Transcribe all the records exactly and omit any images they hold.

··· Data to use

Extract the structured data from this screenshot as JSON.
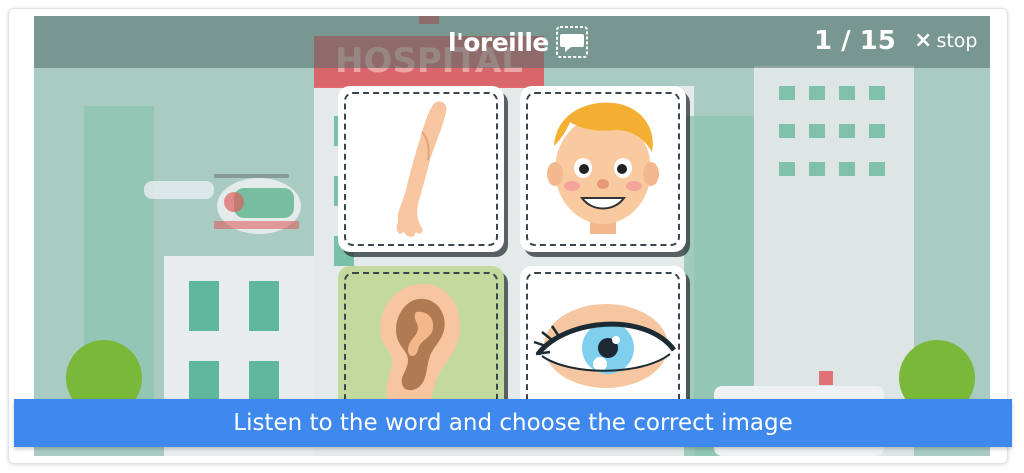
{
  "header": {
    "word": "l'oreille",
    "speech_icon": "speech-bubble-icon",
    "progress": "1 / 15",
    "stop_label": "stop",
    "stop_icon": "close-icon"
  },
  "background": {
    "sign_text": "HOSPITAL"
  },
  "cards": [
    {
      "id": "arm",
      "icon": "arm-image"
    },
    {
      "id": "face",
      "icon": "face-image"
    },
    {
      "id": "ear",
      "icon": "ear-image"
    },
    {
      "id": "eye",
      "icon": "eye-image"
    }
  ],
  "instruction": "Listen to the word and choose the correct image",
  "colors": {
    "instruction_bar": "#3f88ee",
    "ear_card": "#c3d99e",
    "card_border": "#3a4550"
  }
}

······

→ Task output
Extract the structured data from this screenshot as JSON.
{
  "header": {
    "word": "l'oreille",
    "speech_icon": "speech-bubble-icon",
    "progress": "1 / 15",
    "stop_label": "stop",
    "stop_icon": "close-icon"
  },
  "background": {
    "sign_text": "HOSPITAL"
  },
  "cards": [
    {
      "id": "arm",
      "icon": "arm-image"
    },
    {
      "id": "face",
      "icon": "face-image"
    },
    {
      "id": "ear",
      "icon": "ear-image"
    },
    {
      "id": "eye",
      "icon": "eye-image"
    }
  ],
  "instruction": "Listen to the word and choose the correct image",
  "colors": {
    "instruction_bar": "#3f88ee",
    "ear_card": "#c3d99e",
    "card_border": "#3a4550"
  }
}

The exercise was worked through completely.